[Material provided]:
((

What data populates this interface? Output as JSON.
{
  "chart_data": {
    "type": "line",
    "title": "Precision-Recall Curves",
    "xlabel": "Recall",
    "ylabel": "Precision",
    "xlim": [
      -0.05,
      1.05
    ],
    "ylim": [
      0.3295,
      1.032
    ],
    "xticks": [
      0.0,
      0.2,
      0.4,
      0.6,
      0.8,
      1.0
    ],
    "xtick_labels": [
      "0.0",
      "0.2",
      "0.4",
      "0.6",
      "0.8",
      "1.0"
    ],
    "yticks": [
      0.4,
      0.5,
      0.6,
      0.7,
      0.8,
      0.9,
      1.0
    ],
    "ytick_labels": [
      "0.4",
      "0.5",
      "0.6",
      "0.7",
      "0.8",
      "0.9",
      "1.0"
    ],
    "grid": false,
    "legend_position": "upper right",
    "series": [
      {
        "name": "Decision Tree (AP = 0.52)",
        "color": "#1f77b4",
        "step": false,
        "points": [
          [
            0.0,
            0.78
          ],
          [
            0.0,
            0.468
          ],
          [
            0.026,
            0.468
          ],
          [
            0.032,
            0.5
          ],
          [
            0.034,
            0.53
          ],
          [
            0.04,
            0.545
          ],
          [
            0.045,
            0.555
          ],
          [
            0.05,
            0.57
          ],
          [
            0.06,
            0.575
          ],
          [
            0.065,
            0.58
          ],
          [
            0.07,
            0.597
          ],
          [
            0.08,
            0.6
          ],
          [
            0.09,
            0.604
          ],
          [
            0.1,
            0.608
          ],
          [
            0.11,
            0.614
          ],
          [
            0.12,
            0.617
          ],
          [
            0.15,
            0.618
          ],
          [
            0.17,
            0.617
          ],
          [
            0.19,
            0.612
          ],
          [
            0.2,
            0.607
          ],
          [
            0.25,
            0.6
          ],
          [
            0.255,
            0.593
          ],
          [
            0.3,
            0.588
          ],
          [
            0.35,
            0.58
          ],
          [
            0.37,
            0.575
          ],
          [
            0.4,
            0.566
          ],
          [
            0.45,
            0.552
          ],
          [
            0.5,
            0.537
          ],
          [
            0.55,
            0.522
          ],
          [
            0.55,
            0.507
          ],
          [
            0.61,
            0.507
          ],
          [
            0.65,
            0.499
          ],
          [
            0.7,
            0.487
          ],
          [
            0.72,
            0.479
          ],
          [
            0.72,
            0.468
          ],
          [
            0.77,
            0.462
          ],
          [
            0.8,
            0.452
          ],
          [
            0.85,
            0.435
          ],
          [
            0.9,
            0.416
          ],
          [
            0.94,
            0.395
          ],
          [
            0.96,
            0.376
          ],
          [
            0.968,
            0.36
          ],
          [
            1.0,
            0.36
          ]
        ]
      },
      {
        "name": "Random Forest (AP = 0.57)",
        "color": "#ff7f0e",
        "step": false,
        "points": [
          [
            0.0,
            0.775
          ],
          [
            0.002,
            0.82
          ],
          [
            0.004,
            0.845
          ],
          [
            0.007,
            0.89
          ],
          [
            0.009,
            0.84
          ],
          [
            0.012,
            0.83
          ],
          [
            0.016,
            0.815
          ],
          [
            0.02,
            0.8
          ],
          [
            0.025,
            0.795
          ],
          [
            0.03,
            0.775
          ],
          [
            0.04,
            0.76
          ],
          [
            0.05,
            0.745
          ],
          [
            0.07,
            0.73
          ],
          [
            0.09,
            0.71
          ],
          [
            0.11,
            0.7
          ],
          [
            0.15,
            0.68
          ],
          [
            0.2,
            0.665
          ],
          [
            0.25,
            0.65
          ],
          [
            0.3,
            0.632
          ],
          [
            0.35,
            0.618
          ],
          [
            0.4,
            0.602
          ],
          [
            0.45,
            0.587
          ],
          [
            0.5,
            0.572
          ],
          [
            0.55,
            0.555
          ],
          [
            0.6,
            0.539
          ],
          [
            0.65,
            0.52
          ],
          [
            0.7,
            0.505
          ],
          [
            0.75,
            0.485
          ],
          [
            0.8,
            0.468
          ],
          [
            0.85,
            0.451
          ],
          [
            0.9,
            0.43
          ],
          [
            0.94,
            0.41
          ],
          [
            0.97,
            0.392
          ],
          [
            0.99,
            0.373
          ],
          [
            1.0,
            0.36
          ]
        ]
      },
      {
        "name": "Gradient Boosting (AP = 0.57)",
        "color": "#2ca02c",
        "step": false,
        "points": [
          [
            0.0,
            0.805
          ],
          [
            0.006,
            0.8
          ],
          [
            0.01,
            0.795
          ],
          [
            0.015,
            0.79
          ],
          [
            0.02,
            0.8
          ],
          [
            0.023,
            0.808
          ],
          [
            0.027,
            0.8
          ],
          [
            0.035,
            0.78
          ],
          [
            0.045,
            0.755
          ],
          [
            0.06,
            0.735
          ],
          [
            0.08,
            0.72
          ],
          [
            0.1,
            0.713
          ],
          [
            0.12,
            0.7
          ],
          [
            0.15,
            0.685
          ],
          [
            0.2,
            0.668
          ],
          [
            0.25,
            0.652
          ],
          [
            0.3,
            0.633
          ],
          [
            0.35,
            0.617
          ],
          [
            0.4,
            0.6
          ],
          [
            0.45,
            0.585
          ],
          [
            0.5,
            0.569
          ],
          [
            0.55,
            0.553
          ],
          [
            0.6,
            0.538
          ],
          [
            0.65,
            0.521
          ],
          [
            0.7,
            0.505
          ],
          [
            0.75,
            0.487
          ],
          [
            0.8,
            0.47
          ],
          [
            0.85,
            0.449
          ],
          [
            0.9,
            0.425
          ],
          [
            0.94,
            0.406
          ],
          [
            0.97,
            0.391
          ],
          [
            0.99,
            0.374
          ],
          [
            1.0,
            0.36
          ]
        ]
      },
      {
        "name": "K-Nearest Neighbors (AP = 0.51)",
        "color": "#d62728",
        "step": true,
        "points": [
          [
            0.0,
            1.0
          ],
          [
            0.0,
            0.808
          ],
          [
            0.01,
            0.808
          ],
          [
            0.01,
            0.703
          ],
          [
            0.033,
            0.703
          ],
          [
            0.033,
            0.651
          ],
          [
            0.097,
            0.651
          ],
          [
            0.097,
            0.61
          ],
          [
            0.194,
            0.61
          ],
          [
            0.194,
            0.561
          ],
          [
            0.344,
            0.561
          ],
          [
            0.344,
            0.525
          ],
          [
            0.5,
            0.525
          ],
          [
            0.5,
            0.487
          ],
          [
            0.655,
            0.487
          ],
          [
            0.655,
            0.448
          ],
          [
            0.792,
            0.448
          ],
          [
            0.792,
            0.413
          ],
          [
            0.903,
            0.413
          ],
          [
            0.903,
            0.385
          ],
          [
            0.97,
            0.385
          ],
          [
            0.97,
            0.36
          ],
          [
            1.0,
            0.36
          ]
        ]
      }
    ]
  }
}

))

[Task requirements]:
Every line above should be written out again exactly as it stands.

[Completed exercise]:
What data populates this interface? Output as JSON.
{
  "chart_data": {
    "type": "line",
    "title": "Precision-Recall Curves",
    "xlabel": "Recall",
    "ylabel": "Precision",
    "xlim": [
      -0.05,
      1.05
    ],
    "ylim": [
      0.3295,
      1.032
    ],
    "xticks": [
      0.0,
      0.2,
      0.4,
      0.6,
      0.8,
      1.0
    ],
    "xtick_labels": [
      "0.0",
      "0.2",
      "0.4",
      "0.6",
      "0.8",
      "1.0"
    ],
    "yticks": [
      0.4,
      0.5,
      0.6,
      0.7,
      0.8,
      0.9,
      1.0
    ],
    "ytick_labels": [
      "0.4",
      "0.5",
      "0.6",
      "0.7",
      "0.8",
      "0.9",
      "1.0"
    ],
    "grid": false,
    "legend_position": "upper right",
    "series": [
      {
        "name": "Decision Tree (AP = 0.52)",
        "color": "#1f77b4",
        "step": false,
        "points": [
          [
            0.0,
            0.78
          ],
          [
            0.0,
            0.468
          ],
          [
            0.026,
            0.468
          ],
          [
            0.032,
            0.5
          ],
          [
            0.034,
            0.53
          ],
          [
            0.04,
            0.545
          ],
          [
            0.045,
            0.555
          ],
          [
            0.05,
            0.57
          ],
          [
            0.06,
            0.575
          ],
          [
            0.065,
            0.58
          ],
          [
            0.07,
            0.597
          ],
          [
            0.08,
            0.6
          ],
          [
            0.09,
            0.604
          ],
          [
            0.1,
            0.608
          ],
          [
            0.11,
            0.614
          ],
          [
            0.12,
            0.617
          ],
          [
            0.15,
            0.618
          ],
          [
            0.17,
            0.617
          ],
          [
            0.19,
            0.612
          ],
          [
            0.2,
            0.607
          ],
          [
            0.25,
            0.6
          ],
          [
            0.255,
            0.593
          ],
          [
            0.3,
            0.588
          ],
          [
            0.35,
            0.58
          ],
          [
            0.37,
            0.575
          ],
          [
            0.4,
            0.566
          ],
          [
            0.45,
            0.552
          ],
          [
            0.5,
            0.537
          ],
          [
            0.55,
            0.522
          ],
          [
            0.55,
            0.507
          ],
          [
            0.61,
            0.507
          ],
          [
            0.65,
            0.499
          ],
          [
            0.7,
            0.487
          ],
          [
            0.72,
            0.479
          ],
          [
            0.72,
            0.468
          ],
          [
            0.77,
            0.462
          ],
          [
            0.8,
            0.452
          ],
          [
            0.85,
            0.435
          ],
          [
            0.9,
            0.416
          ],
          [
            0.94,
            0.395
          ],
          [
            0.96,
            0.376
          ],
          [
            0.968,
            0.36
          ],
          [
            1.0,
            0.36
          ]
        ]
      },
      {
        "name": "Random Forest (AP = 0.57)",
        "color": "#ff7f0e",
        "step": false,
        "points": [
          [
            0.0,
            0.775
          ],
          [
            0.002,
            0.82
          ],
          [
            0.004,
            0.845
          ],
          [
            0.007,
            0.89
          ],
          [
            0.009,
            0.84
          ],
          [
            0.012,
            0.83
          ],
          [
            0.016,
            0.815
          ],
          [
            0.02,
            0.8
          ],
          [
            0.025,
            0.795
          ],
          [
            0.03,
            0.775
          ],
          [
            0.04,
            0.76
          ],
          [
            0.05,
            0.745
          ],
          [
            0.07,
            0.73
          ],
          [
            0.09,
            0.71
          ],
          [
            0.11,
            0.7
          ],
          [
            0.15,
            0.68
          ],
          [
            0.2,
            0.665
          ],
          [
            0.25,
            0.65
          ],
          [
            0.3,
            0.632
          ],
          [
            0.35,
            0.618
          ],
          [
            0.4,
            0.602
          ],
          [
            0.45,
            0.587
          ],
          [
            0.5,
            0.572
          ],
          [
            0.55,
            0.555
          ],
          [
            0.6,
            0.539
          ],
          [
            0.65,
            0.52
          ],
          [
            0.7,
            0.505
          ],
          [
            0.75,
            0.485
          ],
          [
            0.8,
            0.468
          ],
          [
            0.85,
            0.451
          ],
          [
            0.9,
            0.43
          ],
          [
            0.94,
            0.41
          ],
          [
            0.97,
            0.392
          ],
          [
            0.99,
            0.373
          ],
          [
            1.0,
            0.36
          ]
        ]
      },
      {
        "name": "Gradient Boosting (AP = 0.57)",
        "color": "#2ca02c",
        "step": false,
        "points": [
          [
            0.0,
            0.805
          ],
          [
            0.006,
            0.8
          ],
          [
            0.01,
            0.795
          ],
          [
            0.015,
            0.79
          ],
          [
            0.02,
            0.8
          ],
          [
            0.023,
            0.808
          ],
          [
            0.027,
            0.8
          ],
          [
            0.035,
            0.78
          ],
          [
            0.045,
            0.755
          ],
          [
            0.06,
            0.735
          ],
          [
            0.08,
            0.72
          ],
          [
            0.1,
            0.713
          ],
          [
            0.12,
            0.7
          ],
          [
            0.15,
            0.685
          ],
          [
            0.2,
            0.668
          ],
          [
            0.25,
            0.652
          ],
          [
            0.3,
            0.633
          ],
          [
            0.35,
            0.617
          ],
          [
            0.4,
            0.6
          ],
          [
            0.45,
            0.585
          ],
          [
            0.5,
            0.569
          ],
          [
            0.55,
            0.553
          ],
          [
            0.6,
            0.538
          ],
          [
            0.65,
            0.521
          ],
          [
            0.7,
            0.505
          ],
          [
            0.75,
            0.487
          ],
          [
            0.8,
            0.47
          ],
          [
            0.85,
            0.449
          ],
          [
            0.9,
            0.425
          ],
          [
            0.94,
            0.406
          ],
          [
            0.97,
            0.391
          ],
          [
            0.99,
            0.374
          ],
          [
            1.0,
            0.36
          ]
        ]
      },
      {
        "name": "K-Nearest Neighbors (AP = 0.51)",
        "color": "#d62728",
        "step": true,
        "points": [
          [
            0.0,
            1.0
          ],
          [
            0.0,
            0.808
          ],
          [
            0.01,
            0.808
          ],
          [
            0.01,
            0.703
          ],
          [
            0.033,
            0.703
          ],
          [
            0.033,
            0.651
          ],
          [
            0.097,
            0.651
          ],
          [
            0.097,
            0.61
          ],
          [
            0.194,
            0.61
          ],
          [
            0.194,
            0.561
          ],
          [
            0.344,
            0.561
          ],
          [
            0.344,
            0.525
          ],
          [
            0.5,
            0.525
          ],
          [
            0.5,
            0.487
          ],
          [
            0.655,
            0.487
          ],
          [
            0.655,
            0.448
          ],
          [
            0.792,
            0.448
          ],
          [
            0.792,
            0.413
          ],
          [
            0.903,
            0.413
          ],
          [
            0.903,
            0.385
          ],
          [
            0.97,
            0.385
          ],
          [
            0.97,
            0.36
          ],
          [
            1.0,
            0.36
          ]
        ]
      }
    ]
  }
}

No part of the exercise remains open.